◆ Problem to solve ◆
Copy the records that follow exactly as written, but not their pictures.

━━━━━━━━━━

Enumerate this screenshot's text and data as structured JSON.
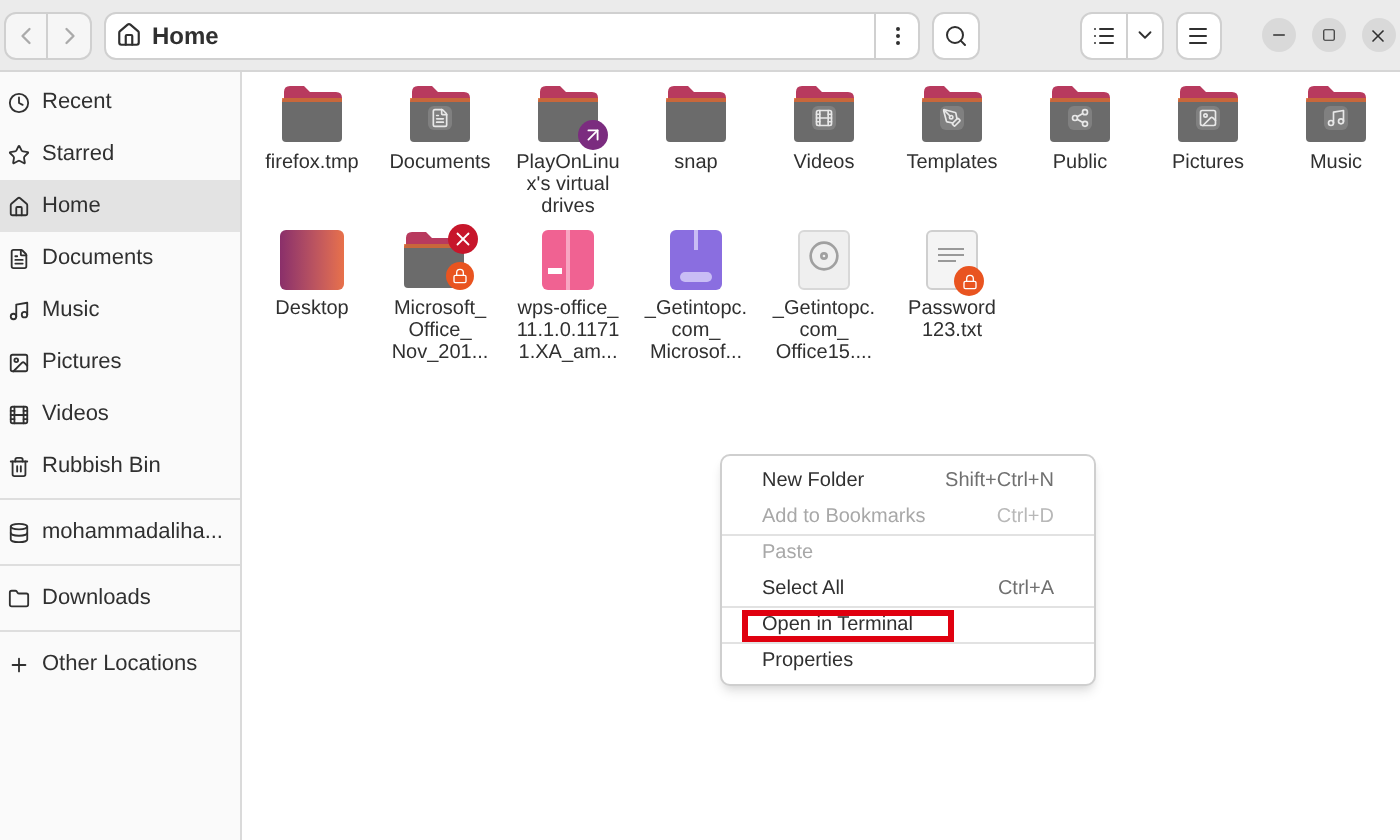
{
  "path_bar": {
    "location": "Home"
  },
  "sidebar": {
    "groups": [
      [
        {
          "label": "Recent",
          "selected": false
        },
        {
          "label": "Starred",
          "selected": false
        },
        {
          "label": "Home",
          "selected": true
        },
        {
          "label": "Documents",
          "selected": false
        },
        {
          "label": "Music",
          "selected": false
        },
        {
          "label": "Pictures",
          "selected": false
        },
        {
          "label": "Videos",
          "selected": false
        },
        {
          "label": "Rubbish Bin",
          "selected": false
        }
      ],
      [
        {
          "label": "mohammadaliha...",
          "selected": false
        }
      ],
      [
        {
          "label": "Downloads",
          "selected": false
        }
      ],
      [
        {
          "label": "Other Locations",
          "selected": false
        }
      ]
    ]
  },
  "files": [
    {
      "kind": "folder",
      "lines": [
        "firefox.tmp"
      ]
    },
    {
      "kind": "folder-documents",
      "lines": [
        "Documents"
      ]
    },
    {
      "kind": "folder-link",
      "lines": [
        "PlayOnLinu",
        "x's virtual",
        "drives"
      ]
    },
    {
      "kind": "folder",
      "lines": [
        "snap"
      ]
    },
    {
      "kind": "folder-videos",
      "lines": [
        "Videos"
      ]
    },
    {
      "kind": "folder-templates",
      "lines": [
        "Templates"
      ]
    },
    {
      "kind": "folder-public",
      "lines": [
        "Public"
      ]
    },
    {
      "kind": "folder-pictures",
      "lines": [
        "Pictures"
      ]
    },
    {
      "kind": "folder-music",
      "lines": [
        "Music"
      ]
    },
    {
      "kind": "desktop",
      "lines": [
        "Desktop"
      ]
    },
    {
      "kind": "folder-locked",
      "lines": [
        "Microsoft_",
        "Office_",
        "Nov_201..."
      ]
    },
    {
      "kind": "package",
      "lines": [
        "wps-office_",
        "11.1.0.1171",
        "1.XA_am..."
      ]
    },
    {
      "kind": "archive",
      "lines": [
        "_Getintopc.",
        "com_",
        "Microsof..."
      ]
    },
    {
      "kind": "disc-image",
      "lines": [
        "_Getintopc.",
        "com_",
        "Office15...."
      ]
    },
    {
      "kind": "text-locked",
      "lines": [
        "Password",
        "123.txt"
      ]
    }
  ],
  "context_menu": {
    "items": [
      {
        "label": "New Folder",
        "shortcut": "Shift+Ctrl+N",
        "disabled": false,
        "separator_before": false,
        "highlighted": false
      },
      {
        "label": "Add to Bookmarks",
        "shortcut": "Ctrl+D",
        "disabled": true,
        "separator_before": false,
        "highlighted": false
      },
      {
        "label": "Paste",
        "disabled": true,
        "separator_before": true,
        "highlighted": false
      },
      {
        "label": "Select All",
        "shortcut": "Ctrl+A",
        "disabled": false,
        "separator_before": false,
        "highlighted": false
      },
      {
        "label": "Open in Terminal",
        "disabled": false,
        "separator_before": true,
        "highlighted": true
      },
      {
        "label": "Properties",
        "disabled": false,
        "separator_before": true,
        "highlighted": false
      }
    ]
  }
}
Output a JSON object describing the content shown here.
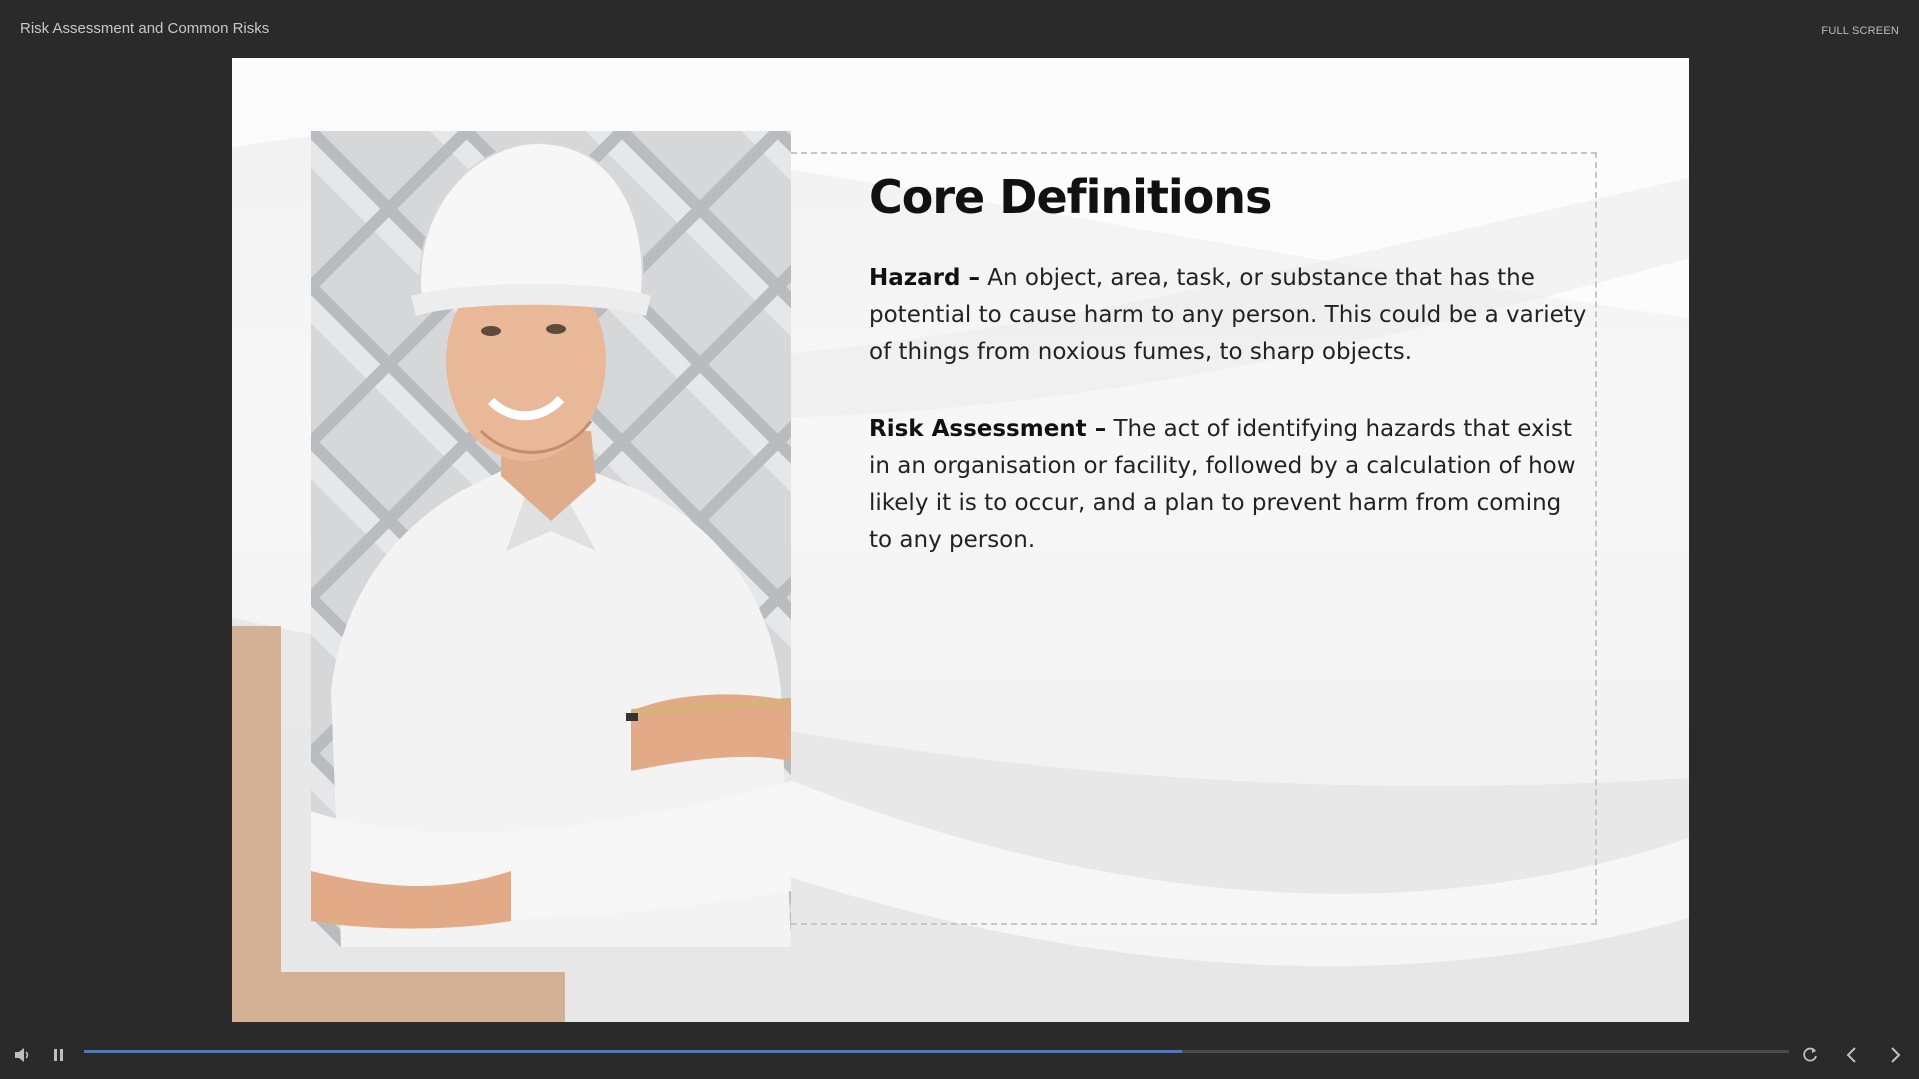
{
  "header": {
    "course_title": "Risk Assessment and Common Risks",
    "fullscreen_label": "FULL SCREEN"
  },
  "slide": {
    "title": "Core Definitions",
    "definitions": [
      {
        "term": "Hazard –",
        "text": " An object, area, task, or substance that has the potential to cause harm to any person. This could be a variety of things from noxious fumes, to sharp objects."
      },
      {
        "term": "Risk Assessment –",
        "text": " The act of identifying hazards that exist in an organisation or facility, followed by a calculation of how likely it is to occur, and a plan to prevent harm from coming to any person."
      }
    ],
    "accent_color": "#d2b195"
  },
  "player": {
    "progress": 0.644,
    "progress_color": "#4c79c4",
    "icons": [
      "volume-icon",
      "pause-icon",
      "replay-icon",
      "previous-icon",
      "next-icon"
    ]
  }
}
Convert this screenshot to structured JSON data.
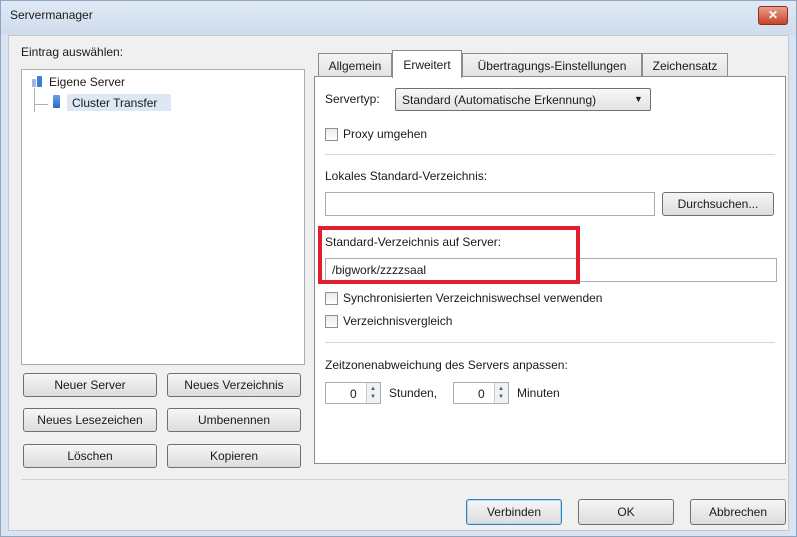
{
  "window": {
    "title": "Servermanager",
    "close_glyph": "✕"
  },
  "left": {
    "label": "Eintrag auswählen:",
    "tree": {
      "root_label": "Eigene Server",
      "child_label": "Cluster Transfer"
    },
    "buttons": {
      "new_server": "Neuer Server",
      "new_folder": "Neues Verzeichnis",
      "new_bookmark": "Neues Lesezeichen",
      "rename": "Umbenennen",
      "delete": "Löschen",
      "copy": "Kopieren"
    }
  },
  "tabs": [
    {
      "label": "Allgemein"
    },
    {
      "label": "Erweitert"
    },
    {
      "label": "Übertragungs-Einstellungen"
    },
    {
      "label": "Zeichensatz"
    }
  ],
  "advanced": {
    "servertype_label": "Servertyp:",
    "servertype_value": "Standard (Automatische Erkennung)",
    "bypass_proxy_label": "Proxy umgehen",
    "local_dir_label": "Lokales Standard-Verzeichnis:",
    "local_dir_value": "",
    "browse_label": "Durchsuchen...",
    "remote_dir_label": "Standard-Verzeichnis auf Server:",
    "remote_dir_value": "/bigwork/zzzzsaal",
    "sync_browsing_label": "Synchronisierten Verzeichniswechsel verwenden",
    "dir_compare_label": "Verzeichnisvergleich",
    "timezone_label": "Zeitzonenabweichung des Servers anpassen:",
    "hours_value": "0",
    "hours_label": "Stunden,",
    "minutes_value": "0",
    "minutes_label": "Minuten"
  },
  "footer": {
    "connect": "Verbinden",
    "ok": "OK",
    "cancel": "Abbrechen"
  },
  "colors": {
    "highlight_box": "#e0202c",
    "accent": "#3c7fb1"
  }
}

━━━━━━━━━━

◆ Result for this exercise ◆
Enumerate this screenshot's text and data as structured JSON.
{
  "path_bar": {
    "location": "Home"
  },
  "sidebar": {
    "groups": [
      [
        {
          "label": "Recent",
          "selected": false
        },
        {
          "label": "Starred",
          "selected": false
        },
        {
          "label": "Home",
          "selected": true
        },
        {
          "label": "Documents",
          "selected": false
        },
        {
          "label": "Music",
          "selected": false
        },
        {
          "label": "Pictures",
          "selected": false
        },
        {
          "label": "Videos",
          "selected": false
        },
        {
          "label": "Rubbish Bin",
          "selected": false
        }
      ],
      [
        {
          "label": "mohammadaliha...",
          "selected": false
        }
      ],
      [
        {
          "label": "Downloads",
          "selected": false
        }
      ],
      [
        {
          "label": "Other Locations",
          "selected": false
        }
      ]
    ]
  },
  "files": [
    {
      "kind": "folder",
      "lines": [
        "firefox.tmp"
      ]
    },
    {
      "kind": "folder-documents",
      "lines": [
        "Documents"
      ]
    },
    {
      "kind": "folder-link",
      "lines": [
        "PlayOnLinu",
        "x's virtual",
        "drives"
      ]
    },
    {
      "kind": "folder",
      "lines": [
        "snap"
      ]
    },
    {
      "kind": "folder-videos",
      "lines": [
        "Videos"
      ]
    },
    {
      "kind": "folder-templates",
      "lines": [
        "Templates"
      ]
    },
    {
      "kind": "folder-public",
      "lines": [
        "Public"
      ]
    },
    {
      "kind": "folder-pictures",
      "lines": [
        "Pictures"
      ]
    },
    {
      "kind": "folder-music",
      "lines": [
        "Music"
      ]
    },
    {
      "kind": "desktop",
      "lines": [
        "Desktop"
      ]
    },
    {
      "kind": "folder-locked",
      "lines": [
        "Microsoft_",
        "Office_",
        "Nov_201..."
      ]
    },
    {
      "kind": "package",
      "lines": [
        "wps-office_",
        "11.1.0.1171",
        "1.XA_am..."
      ]
    },
    {
      "kind": "archive",
      "lines": [
        "_Getintopc.",
        "com_",
        "Microsof..."
      ]
    },
    {
      "kind": "disc-image",
      "lines": [
        "_Getintopc.",
        "com_",
        "Office15...."
      ]
    },
    {
      "kind": "text-locked",
      "lines": [
        "Password",
        "123.txt"
      ]
    }
  ],
  "context_menu": {
    "items": [
      {
        "label": "New Folder",
        "shortcut": "Shift+Ctrl+N",
        "disabled": false,
        "separator_before": false,
        "highlighted": false
      },
      {
        "label": "Add to Bookmarks",
        "shortcut": "Ctrl+D",
        "disabled": true,
        "separator_before": false,
        "highlighted": false
      },
      {
        "label": "Paste",
        "disabled": true,
        "separator_before": true,
        "highlighted": false
      },
      {
        "label": "Select All",
        "shortcut": "Ctrl+A",
        "disabled": false,
        "separator_before": false,
        "highlighted": false
      },
      {
        "label": "Open in Terminal",
        "disabled": false,
        "separator_before": true,
        "highlighted": true
      },
      {
        "label": "Properties",
        "disabled": false,
        "separator_before": true,
        "highlighted": false
      }
    ]
  }
}
Output a JSON object describing the content shown here.
{
  "header": {
    "course_title": "Risk Assessment and Common Risks",
    "fullscreen_label": "FULL SCREEN"
  },
  "slide": {
    "title": "Core Definitions",
    "definitions": [
      {
        "term": "Hazard –",
        "text": " An object, area, task, or substance that has the potential to cause harm to any person. This could be a variety of things from noxious fumes, to sharp objects."
      },
      {
        "term": "Risk Assessment –",
        "text": " The act of identifying hazards that exist in an organisation or facility, followed by a calculation of how likely it is to occur, and a plan to prevent harm from coming to any person."
      }
    ],
    "accent_color": "#d2b195"
  },
  "player": {
    "progress": 0.644,
    "progress_color": "#4c79c4",
    "icons": [
      "volume-icon",
      "pause-icon",
      "replay-icon",
      "previous-icon",
      "next-icon"
    ]
  }
}
Convert this screenshot to structured JSON data.
{
  "window": {
    "title": "Servermanager",
    "close_glyph": "✕"
  },
  "left": {
    "label": "Eintrag auswählen:",
    "tree": {
      "root_label": "Eigene Server",
      "child_label": "Cluster Transfer"
    },
    "buttons": {
      "new_server": "Neuer Server",
      "new_folder": "Neues Verzeichnis",
      "new_bookmark": "Neues Lesezeichen",
      "rename": "Umbenennen",
      "delete": "Löschen",
      "copy": "Kopieren"
    }
  },
  "tabs": [
    {
      "label": "Allgemein"
    },
    {
      "label": "Erweitert"
    },
    {
      "label": "Übertragungs-Einstellungen"
    },
    {
      "label": "Zeichensatz"
    }
  ],
  "advanced": {
    "servertype_label": "Servertyp:",
    "servertype_value": "Standard (Automatische Erkennung)",
    "bypass_proxy_label": "Proxy umgehen",
    "local_dir_label": "Lokales Standard-Verzeichnis:",
    "local_dir_value": "",
    "browse_label": "Durchsuchen...",
    "remote_dir_label": "Standard-Verzeichnis auf Server:",
    "remote_dir_value": "/bigwork/zzzzsaal",
    "sync_browsing_label": "Synchronisierten Verzeichniswechsel verwenden",
    "dir_compare_label": "Verzeichnisvergleich",
    "timezone_label": "Zeitzonenabweichung des Servers anpassen:",
    "hours_value": "0",
    "hours_label": "Stunden,",
    "minutes_value": "0",
    "minutes_label": "Minuten"
  },
  "footer": {
    "connect": "Verbinden",
    "ok": "OK",
    "cancel": "Abbrechen"
  },
  "colors": {
    "highlight_box": "#e0202c",
    "accent": "#3c7fb1"
  }
}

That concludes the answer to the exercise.